**About this exercise:** Nothing should be left out when you copy the entries below.
*-*-*
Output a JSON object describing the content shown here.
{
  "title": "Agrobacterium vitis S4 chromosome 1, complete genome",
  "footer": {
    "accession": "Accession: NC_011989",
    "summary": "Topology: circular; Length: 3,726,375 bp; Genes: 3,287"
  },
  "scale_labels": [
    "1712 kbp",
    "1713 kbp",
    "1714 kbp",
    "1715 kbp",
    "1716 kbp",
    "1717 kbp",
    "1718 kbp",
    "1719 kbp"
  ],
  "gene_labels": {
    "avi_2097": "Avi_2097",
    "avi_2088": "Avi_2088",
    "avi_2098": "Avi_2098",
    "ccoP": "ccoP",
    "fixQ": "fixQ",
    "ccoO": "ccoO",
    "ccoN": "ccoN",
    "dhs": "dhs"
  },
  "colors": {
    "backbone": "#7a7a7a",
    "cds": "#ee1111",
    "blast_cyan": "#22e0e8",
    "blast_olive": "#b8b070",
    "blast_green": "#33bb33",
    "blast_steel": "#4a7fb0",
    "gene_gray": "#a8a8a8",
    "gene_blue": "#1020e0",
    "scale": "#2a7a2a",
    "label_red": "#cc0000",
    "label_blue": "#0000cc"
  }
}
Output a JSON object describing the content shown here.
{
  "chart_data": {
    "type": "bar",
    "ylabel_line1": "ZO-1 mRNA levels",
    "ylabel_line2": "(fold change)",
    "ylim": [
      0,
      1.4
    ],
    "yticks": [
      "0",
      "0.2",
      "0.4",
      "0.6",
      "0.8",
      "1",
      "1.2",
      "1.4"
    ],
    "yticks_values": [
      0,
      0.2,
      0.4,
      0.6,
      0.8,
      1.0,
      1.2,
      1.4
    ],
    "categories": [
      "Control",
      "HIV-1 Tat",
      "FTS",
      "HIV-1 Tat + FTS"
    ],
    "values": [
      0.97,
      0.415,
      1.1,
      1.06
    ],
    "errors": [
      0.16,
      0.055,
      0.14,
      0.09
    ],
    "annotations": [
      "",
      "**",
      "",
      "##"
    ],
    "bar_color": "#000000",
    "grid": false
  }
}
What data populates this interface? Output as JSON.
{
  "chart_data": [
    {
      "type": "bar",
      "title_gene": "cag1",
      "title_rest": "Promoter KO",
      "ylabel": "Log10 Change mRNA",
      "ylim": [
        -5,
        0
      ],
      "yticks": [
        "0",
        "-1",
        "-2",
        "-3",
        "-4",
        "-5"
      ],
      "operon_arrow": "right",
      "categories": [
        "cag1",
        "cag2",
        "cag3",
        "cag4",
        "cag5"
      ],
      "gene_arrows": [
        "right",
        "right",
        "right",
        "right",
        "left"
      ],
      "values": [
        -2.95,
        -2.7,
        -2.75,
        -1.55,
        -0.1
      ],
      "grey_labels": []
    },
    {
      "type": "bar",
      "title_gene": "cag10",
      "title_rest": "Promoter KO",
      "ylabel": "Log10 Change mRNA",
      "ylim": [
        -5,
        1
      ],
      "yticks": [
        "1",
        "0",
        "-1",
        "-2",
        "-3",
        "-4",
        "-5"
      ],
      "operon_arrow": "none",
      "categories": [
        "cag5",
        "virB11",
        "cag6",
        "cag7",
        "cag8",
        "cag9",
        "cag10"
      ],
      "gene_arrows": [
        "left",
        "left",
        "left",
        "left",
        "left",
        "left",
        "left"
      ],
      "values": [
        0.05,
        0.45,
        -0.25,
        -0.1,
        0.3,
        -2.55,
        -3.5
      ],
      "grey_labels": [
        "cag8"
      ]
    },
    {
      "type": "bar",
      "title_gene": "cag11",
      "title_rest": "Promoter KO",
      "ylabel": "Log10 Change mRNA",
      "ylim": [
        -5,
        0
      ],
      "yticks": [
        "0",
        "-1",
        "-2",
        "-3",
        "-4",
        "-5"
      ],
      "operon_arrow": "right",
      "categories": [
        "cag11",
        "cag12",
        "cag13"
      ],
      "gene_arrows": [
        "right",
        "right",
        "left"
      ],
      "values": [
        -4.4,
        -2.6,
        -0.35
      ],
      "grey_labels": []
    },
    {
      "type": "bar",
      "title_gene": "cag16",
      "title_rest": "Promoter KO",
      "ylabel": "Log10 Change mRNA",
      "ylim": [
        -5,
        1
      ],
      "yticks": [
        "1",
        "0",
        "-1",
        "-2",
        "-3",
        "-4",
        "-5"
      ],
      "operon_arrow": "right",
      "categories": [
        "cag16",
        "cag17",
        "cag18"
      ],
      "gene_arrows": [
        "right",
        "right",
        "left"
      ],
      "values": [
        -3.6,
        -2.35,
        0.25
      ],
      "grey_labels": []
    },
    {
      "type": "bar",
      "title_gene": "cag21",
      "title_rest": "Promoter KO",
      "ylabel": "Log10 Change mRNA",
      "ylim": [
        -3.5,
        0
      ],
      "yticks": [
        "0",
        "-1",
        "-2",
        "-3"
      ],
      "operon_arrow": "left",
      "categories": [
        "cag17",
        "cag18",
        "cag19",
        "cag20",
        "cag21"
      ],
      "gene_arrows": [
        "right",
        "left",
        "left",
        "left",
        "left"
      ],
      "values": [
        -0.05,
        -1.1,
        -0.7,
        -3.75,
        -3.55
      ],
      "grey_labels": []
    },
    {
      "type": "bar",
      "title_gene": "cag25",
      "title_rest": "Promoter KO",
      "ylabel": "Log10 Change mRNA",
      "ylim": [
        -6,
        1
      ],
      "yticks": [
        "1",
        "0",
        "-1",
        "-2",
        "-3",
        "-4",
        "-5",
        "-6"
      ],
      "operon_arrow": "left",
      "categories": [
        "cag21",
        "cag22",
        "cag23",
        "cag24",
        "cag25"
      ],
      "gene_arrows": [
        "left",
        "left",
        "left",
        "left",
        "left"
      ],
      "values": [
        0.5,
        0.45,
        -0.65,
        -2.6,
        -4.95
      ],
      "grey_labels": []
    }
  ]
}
*-*-*
**Exercise solution:**
Output a JSON object describing the content shown here.
{
  "title": "Agrobacterium vitis S4 chromosome 1, complete genome",
  "footer": {
    "accession": "Accession: NC_011989",
    "summary": "Topology: circular; Length: 3,726,375 bp; Genes: 3,287"
  },
  "scale_labels": [
    "1712 kbp",
    "1713 kbp",
    "1714 kbp",
    "1715 kbp",
    "1716 kbp",
    "1717 kbp",
    "1718 kbp",
    "1719 kbp"
  ],
  "gene_labels": {
    "avi_2097": "Avi_2097",
    "avi_2088": "Avi_2088",
    "avi_2098": "Avi_2098",
    "ccoP": "ccoP",
    "fixQ": "fixQ",
    "ccoO": "ccoO",
    "ccoN": "ccoN",
    "dhs": "dhs"
  },
  "colors": {
    "backbone": "#7a7a7a",
    "cds": "#ee1111",
    "blast_cyan": "#22e0e8",
    "blast_olive": "#b8b070",
    "blast_green": "#33bb33",
    "blast_steel": "#4a7fb0",
    "gene_gray": "#a8a8a8",
    "gene_blue": "#1020e0",
    "scale": "#2a7a2a",
    "label_red": "#cc0000",
    "label_blue": "#0000cc"
  }
}
Output a JSON object describing the content shown here.
{
  "chart_data": {
    "type": "bar",
    "ylabel_line1": "ZO-1 mRNA levels",
    "ylabel_line2": "(fold change)",
    "ylim": [
      0,
      1.4
    ],
    "yticks": [
      "0",
      "0.2",
      "0.4",
      "0.6",
      "0.8",
      "1",
      "1.2",
      "1.4"
    ],
    "yticks_values": [
      0,
      0.2,
      0.4,
      0.6,
      0.8,
      1.0,
      1.2,
      1.4
    ],
    "categories": [
      "Control",
      "HIV-1 Tat",
      "FTS",
      "HIV-1 Tat + FTS"
    ],
    "values": [
      0.97,
      0.415,
      1.1,
      1.06
    ],
    "errors": [
      0.16,
      0.055,
      0.14,
      0.09
    ],
    "annotations": [
      "",
      "**",
      "",
      "##"
    ],
    "bar_color": "#000000",
    "grid": false
  }
}
What data populates this interface? Output as JSON.
{
  "chart_data": [
    {
      "type": "bar",
      "title_gene": "cag1",
      "title_rest": "Promoter KO",
      "ylabel": "Log10 Change mRNA",
      "ylim": [
        -5,
        0
      ],
      "yticks": [
        "0",
        "-1",
        "-2",
        "-3",
        "-4",
        "-5"
      ],
      "operon_arrow": "right",
      "categories": [
        "cag1",
        "cag2",
        "cag3",
        "cag4",
        "cag5"
      ],
      "gene_arrows": [
        "right",
        "right",
        "right",
        "right",
        "left"
      ],
      "values": [
        -2.95,
        -2.7,
        -2.75,
        -1.55,
        -0.1
      ],
      "grey_labels": []
    },
    {
      "type": "bar",
      "title_gene": "cag10",
      "title_rest": "Promoter KO",
      "ylabel": "Log10 Change mRNA",
      "ylim": [
        -5,
        1
      ],
      "yticks": [
        "1",
        "0",
        "-1",
        "-2",
        "-3",
        "-4",
        "-5"
      ],
      "operon_arrow": "none",
      "categories": [
        "cag5",
        "virB11",
        "cag6",
        "cag7",
        "cag8",
        "cag9",
        "cag10"
      ],
      "gene_arrows": [
        "left",
        "left",
        "left",
        "left",
        "left",
        "left",
        "left"
      ],
      "values": [
        0.05,
        0.45,
        -0.25,
        -0.1,
        0.3,
        -2.55,
        -3.5
      ],
      "grey_labels": [
        "cag8"
      ]
    },
    {
      "type": "bar",
      "title_gene": "cag11",
      "title_rest": "Promoter KO",
      "ylabel": "Log10 Change mRNA",
      "ylim": [
        -5,
        0
      ],
      "yticks": [
        "0",
        "-1",
        "-2",
        "-3",
        "-4",
        "-5"
      ],
      "operon_arrow": "right",
      "categories": [
        "cag11",
        "cag12",
        "cag13"
      ],
      "gene_arrows": [
        "right",
        "right",
        "left"
      ],
      "values": [
        -4.4,
        -2.6,
        -0.35
      ],
      "grey_labels": []
    },
    {
      "type": "bar",
      "title_gene": "cag16",
      "title_rest": "Promoter KO",
      "ylabel": "Log10 Change mRNA",
      "ylim": [
        -5,
        1
      ],
      "yticks": [
        "1",
        "0",
        "-1",
        "-2",
        "-3",
        "-4",
        "-5"
      ],
      "operon_arrow": "right",
      "categories": [
        "cag16",
        "cag17",
        "cag18"
      ],
      "gene_arrows": [
        "right",
        "right",
        "left"
      ],
      "values": [
        -3.6,
        -2.35,
        0.25
      ],
      "grey_labels": []
    },
    {
      "type": "bar",
      "title_gene": "cag21",
      "title_rest": "Promoter KO",
      "ylabel": "Log10 Change mRNA",
      "ylim": [
        -3.5,
        0
      ],
      "yticks": [
        "0",
        "-1",
        "-2",
        "-3"
      ],
      "operon_arrow": "left",
      "categories": [
        "cag17",
        "cag18",
        "cag19",
        "cag20",
        "cag21"
      ],
      "gene_arrows": [
        "right",
        "left",
        "left",
        "left",
        "left"
      ],
      "values": [
        -0.05,
        -1.1,
        -0.7,
        -3.75,
        -3.55
      ],
      "grey_labels": []
    },
    {
      "type": "bar",
      "title_gene": "cag25",
      "title_rest": "Promoter KO",
      "ylabel": "Log10 Change mRNA",
      "ylim": [
        -6,
        1
      ],
      "yticks": [
        "1",
        "0",
        "-1",
        "-2",
        "-3",
        "-4",
        "-5",
        "-6"
      ],
      "operon_arrow": "left",
      "categories": [
        "cag21",
        "cag22",
        "cag23",
        "cag24",
        "cag25"
      ],
      "gene_arrows": [
        "left",
        "left",
        "left",
        "left",
        "left"
      ],
      "values": [
        0.5,
        0.45,
        -0.65,
        -2.6,
        -4.95
      ],
      "grey_labels": []
    }
  ]
}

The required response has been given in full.